---------- Data to process

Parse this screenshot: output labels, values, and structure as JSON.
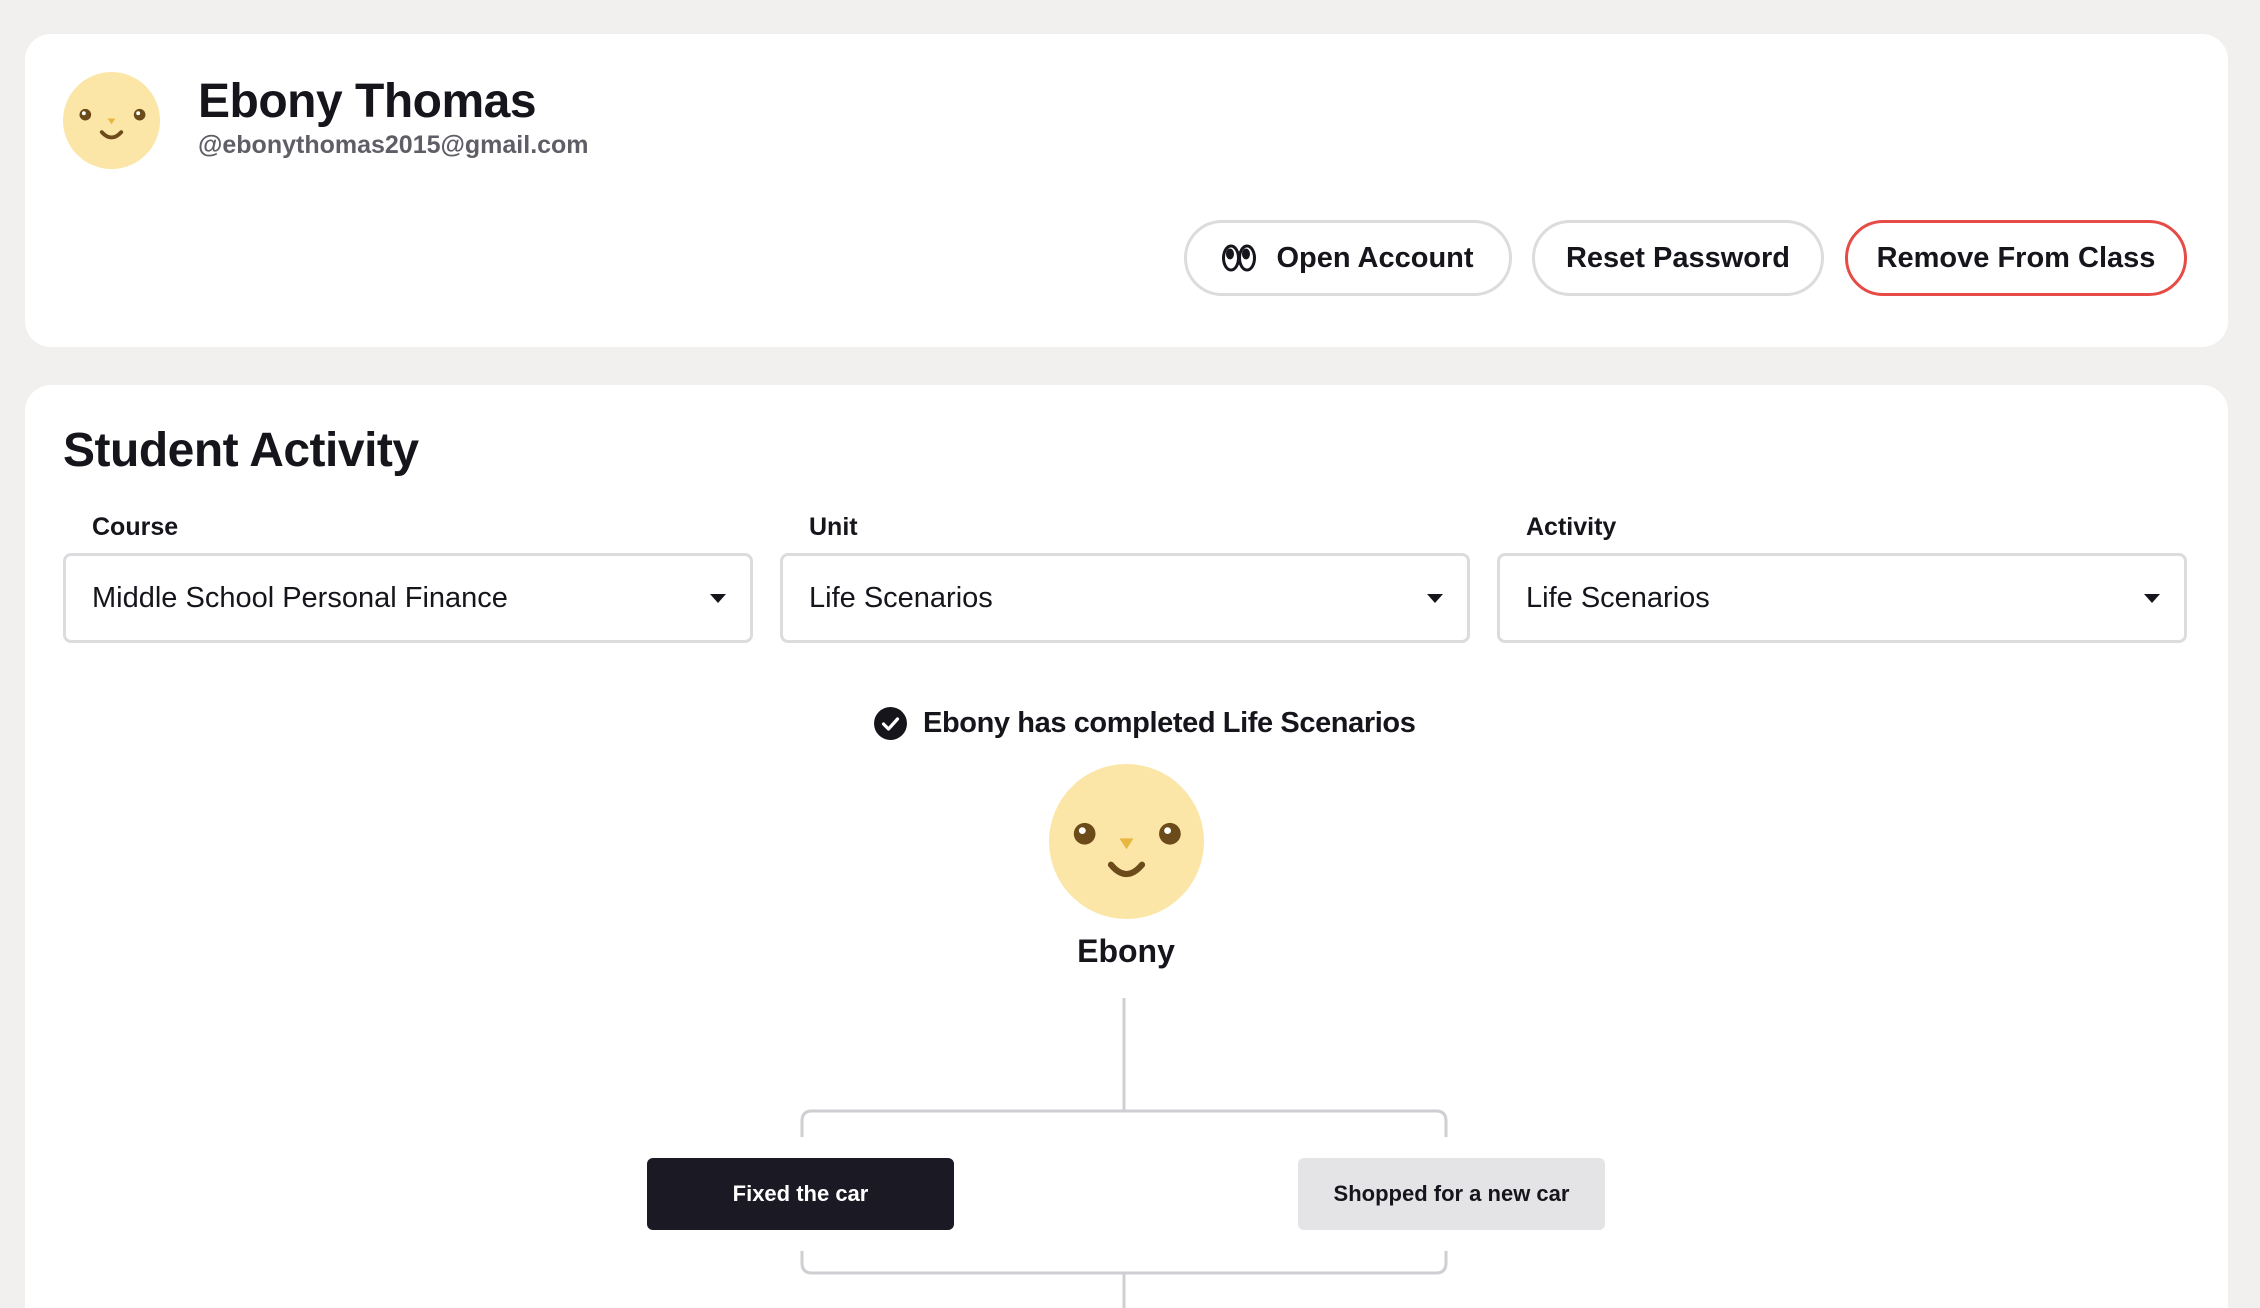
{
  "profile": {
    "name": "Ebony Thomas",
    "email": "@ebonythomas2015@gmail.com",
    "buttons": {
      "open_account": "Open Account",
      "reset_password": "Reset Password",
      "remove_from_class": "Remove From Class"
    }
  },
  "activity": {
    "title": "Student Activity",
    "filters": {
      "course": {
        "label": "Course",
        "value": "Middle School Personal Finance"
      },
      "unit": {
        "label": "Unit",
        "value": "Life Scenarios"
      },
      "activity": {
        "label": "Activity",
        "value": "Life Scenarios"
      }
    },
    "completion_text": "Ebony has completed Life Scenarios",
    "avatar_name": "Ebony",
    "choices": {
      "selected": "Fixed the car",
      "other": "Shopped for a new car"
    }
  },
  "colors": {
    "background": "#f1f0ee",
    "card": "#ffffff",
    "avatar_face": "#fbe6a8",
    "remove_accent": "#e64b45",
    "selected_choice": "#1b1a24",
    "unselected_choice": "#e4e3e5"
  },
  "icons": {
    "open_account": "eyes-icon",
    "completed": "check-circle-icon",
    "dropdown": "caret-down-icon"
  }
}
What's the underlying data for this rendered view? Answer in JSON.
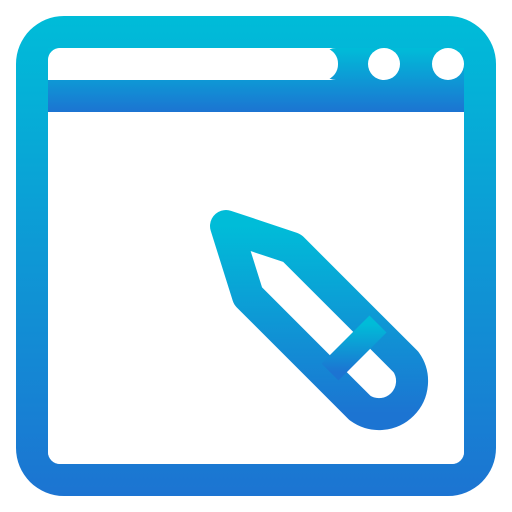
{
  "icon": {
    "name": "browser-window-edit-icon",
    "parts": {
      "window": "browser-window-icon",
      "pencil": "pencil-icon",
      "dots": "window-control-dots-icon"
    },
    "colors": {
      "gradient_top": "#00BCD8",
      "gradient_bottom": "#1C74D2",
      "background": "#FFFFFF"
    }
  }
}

--------------------

What the task asks: Within the records, how many lines include "browser"? The answer is the number and nothing else.

Output below: 2